┏━━

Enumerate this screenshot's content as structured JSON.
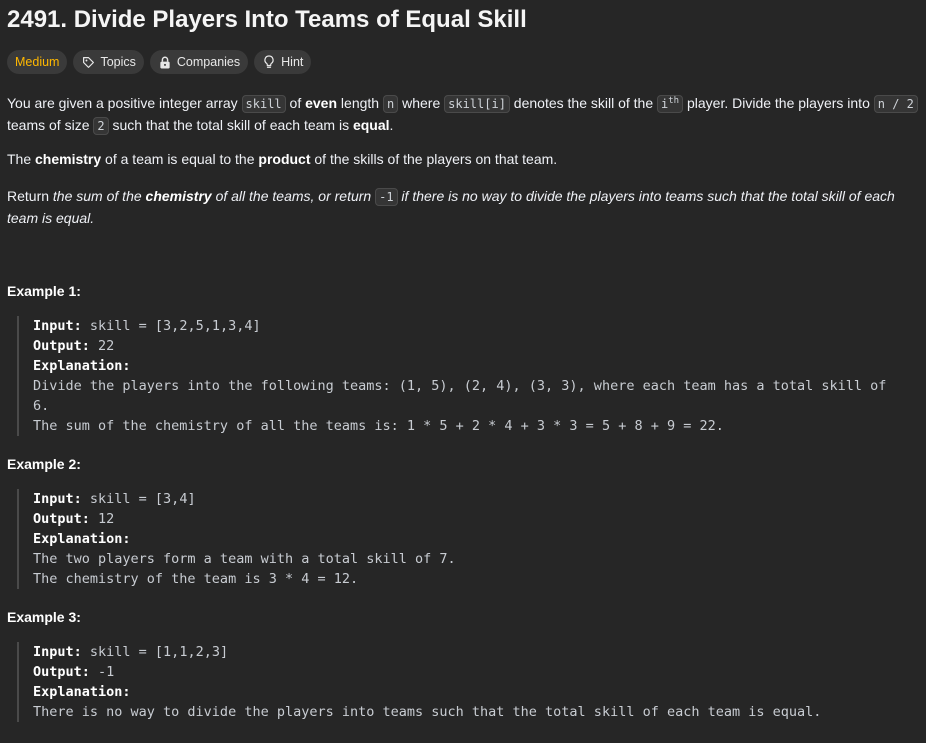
{
  "problem": {
    "title": "2491. Divide Players Into Teams of Equal Skill",
    "tags": {
      "difficulty": "Medium",
      "topics": "Topics",
      "companies": "Companies",
      "hint": "Hint"
    },
    "icons": {
      "topics": "tag-icon",
      "companies": "lock-icon",
      "hint": "lightbulb-icon"
    },
    "colors": {
      "background": "#262626",
      "difficulty_medium": "#ffb800"
    },
    "description": {
      "p1": {
        "t1": "You are given a positive integer array ",
        "c1": "skill",
        "t2": " of ",
        "b1": "even",
        "t3": " length ",
        "c2": "n",
        "t4": " where ",
        "c3": "skill[i]",
        "t5": " denotes the skill of the ",
        "c4_base": "i",
        "c4_sup": "th",
        "t6": " player. Divide the players into ",
        "c5": "n / 2",
        "t7": " teams of size ",
        "c6": "2",
        "t8": " such that the total skill of each team is ",
        "b2": "equal",
        "t9": "."
      },
      "p2": {
        "t1": "The ",
        "b1": "chemistry",
        "t2": " of a team is equal to the ",
        "b2": "product",
        "t3": " of the skills of the players on that team."
      },
      "p3": {
        "t1": "Return ",
        "i1": "the sum of the ",
        "b1": "chemistry",
        "i2": " of all the teams, or return ",
        "c1": "-1",
        "i3": " if there is no way to divide the players into teams such that the total skill of each team is equal."
      }
    },
    "examples": [
      {
        "title": "Example 1:",
        "input_label": "Input:",
        "input": " skill = [3,2,5,1,3,4]",
        "output_label": "Output:",
        "output": " 22",
        "explanation_label": "Explanation:",
        "explanation": [
          "Divide the players into the following teams: (1, 5), (2, 4), (3, 3), where each team has a total skill of",
          "6.",
          "The sum of the chemistry of all the teams is: 1 * 5 + 2 * 4 + 3 * 3 = 5 + 8 + 9 = 22."
        ]
      },
      {
        "title": "Example 2:",
        "input_label": "Input:",
        "input": " skill = [3,4]",
        "output_label": "Output:",
        "output": " 12",
        "explanation_label": "Explanation:",
        "explanation": [
          "The two players form a team with a total skill of 7.",
          "The chemistry of the team is 3 * 4 = 12."
        ]
      },
      {
        "title": "Example 3:",
        "input_label": "Input:",
        "input": " skill = [1,1,2,3]",
        "output_label": "Output:",
        "output": " -1",
        "explanation_label": "Explanation:",
        "explanation": [
          "There is no way to divide the players into teams such that the total skill of each team is equal."
        ]
      }
    ]
  }
}
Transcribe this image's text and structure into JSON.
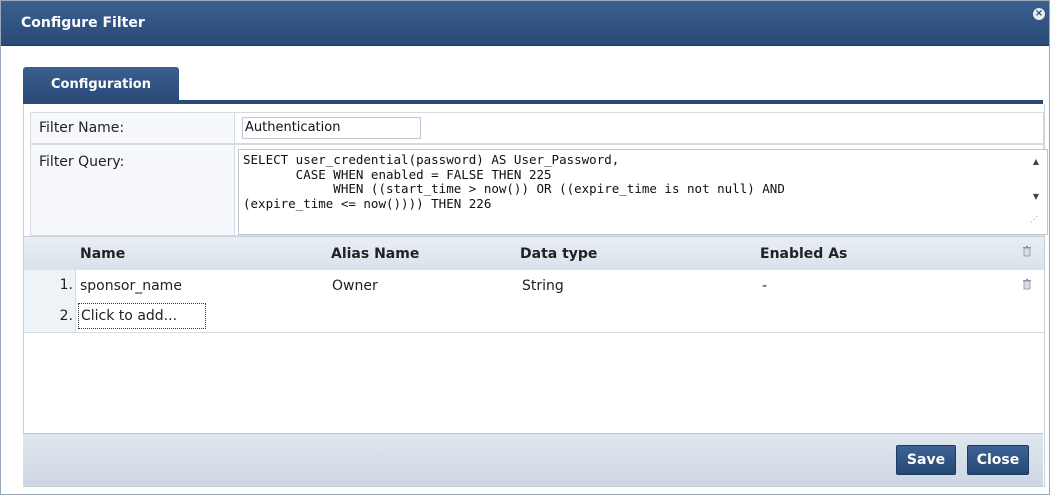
{
  "dialog": {
    "title": "Configure Filter"
  },
  "tabs": [
    {
      "label": "Configuration",
      "active": true
    }
  ],
  "form": {
    "filter_name_label": "Filter Name:",
    "filter_name_value": "Authentication",
    "filter_query_label": "Filter Query:",
    "filter_query_value": "SELECT user_credential(password) AS User_Password,\n       CASE WHEN enabled = FALSE THEN 225\n            WHEN ((start_time > now()) OR ((expire_time is not null) AND\n(expire_time <= now()))) THEN 226"
  },
  "grid": {
    "headers": [
      "Name",
      "Alias Name",
      "Data type",
      "Enabled As"
    ],
    "rows": [
      {
        "num": "1.",
        "name": "sponsor_name",
        "alias": "Owner",
        "type": "String",
        "enabled_as": "-"
      }
    ],
    "add_row": {
      "num": "2.",
      "placeholder": "Click to add..."
    }
  },
  "footer": {
    "save_label": "Save",
    "close_label": "Close"
  },
  "colors": {
    "header_blue": "#2a4a78",
    "footer_bg": "#dfe6ee"
  }
}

┗━━

• _Set problem_
Leave out the pictures and retype every line above exactly.

• _Output_
Enumerate this screenshot's content as structured JSON.
{
  "problem": {
    "title": "2491. Divide Players Into Teams of Equal Skill",
    "tags": {
      "difficulty": "Medium",
      "topics": "Topics",
      "companies": "Companies",
      "hint": "Hint"
    },
    "icons": {
      "topics": "tag-icon",
      "companies": "lock-icon",
      "hint": "lightbulb-icon"
    },
    "colors": {
      "background": "#262626",
      "difficulty_medium": "#ffb800"
    },
    "description": {
      "p1": {
        "t1": "You are given a positive integer array ",
        "c1": "skill",
        "t2": " of ",
        "b1": "even",
        "t3": " length ",
        "c2": "n",
        "t4": " where ",
        "c3": "skill[i]",
        "t5": " denotes the skill of the ",
        "c4_base": "i",
        "c4_sup": "th",
        "t6": " player. Divide the players into ",
        "c5": "n / 2",
        "t7": " teams of size ",
        "c6": "2",
        "t8": " such that the total skill of each team is ",
        "b2": "equal",
        "t9": "."
      },
      "p2": {
        "t1": "The ",
        "b1": "chemistry",
        "t2": " of a team is equal to the ",
        "b2": "product",
        "t3": " of the skills of the players on that team."
      },
      "p3": {
        "t1": "Return ",
        "i1": "the sum of the ",
        "b1": "chemistry",
        "i2": " of all the teams, or return ",
        "c1": "-1",
        "i3": " if there is no way to divide the players into teams such that the total skill of each team is equal."
      }
    },
    "examples": [
      {
        "title": "Example 1:",
        "input_label": "Input:",
        "input": " skill = [3,2,5,1,3,4]",
        "output_label": "Output:",
        "output": " 22",
        "explanation_label": "Explanation:",
        "explanation": [
          "Divide the players into the following teams: (1, 5), (2, 4), (3, 3), where each team has a total skill of",
          "6.",
          "The sum of the chemistry of all the teams is: 1 * 5 + 2 * 4 + 3 * 3 = 5 + 8 + 9 = 22."
        ]
      },
      {
        "title": "Example 2:",
        "input_label": "Input:",
        "input": " skill = [3,4]",
        "output_label": "Output:",
        "output": " 12",
        "explanation_label": "Explanation:",
        "explanation": [
          "The two players form a team with a total skill of 7.",
          "The chemistry of the team is 3 * 4 = 12."
        ]
      },
      {
        "title": "Example 3:",
        "input_label": "Input:",
        "input": " skill = [1,1,2,3]",
        "output_label": "Output:",
        "output": " -1",
        "explanation_label": "Explanation:",
        "explanation": [
          "There is no way to divide the players into teams such that the total skill of each team is equal."
        ]
      }
    ]
  }
}
Transcribe this image's text and structure into JSON.
{
  "dialog": {
    "title": "Configure Filter"
  },
  "tabs": [
    {
      "label": "Configuration",
      "active": true
    }
  ],
  "form": {
    "filter_name_label": "Filter Name:",
    "filter_name_value": "Authentication",
    "filter_query_label": "Filter Query:",
    "filter_query_value": "SELECT user_credential(password) AS User_Password,\n       CASE WHEN enabled = FALSE THEN 225\n            WHEN ((start_time > now()) OR ((expire_time is not null) AND\n(expire_time <= now()))) THEN 226"
  },
  "grid": {
    "headers": [
      "Name",
      "Alias Name",
      "Data type",
      "Enabled As"
    ],
    "rows": [
      {
        "num": "1.",
        "name": "sponsor_name",
        "alias": "Owner",
        "type": "String",
        "enabled_as": "-"
      }
    ],
    "add_row": {
      "num": "2.",
      "placeholder": "Click to add..."
    }
  },
  "footer": {
    "save_label": "Save",
    "close_label": "Close"
  },
  "colors": {
    "header_blue": "#2a4a78",
    "footer_bg": "#dfe6ee"
  }
}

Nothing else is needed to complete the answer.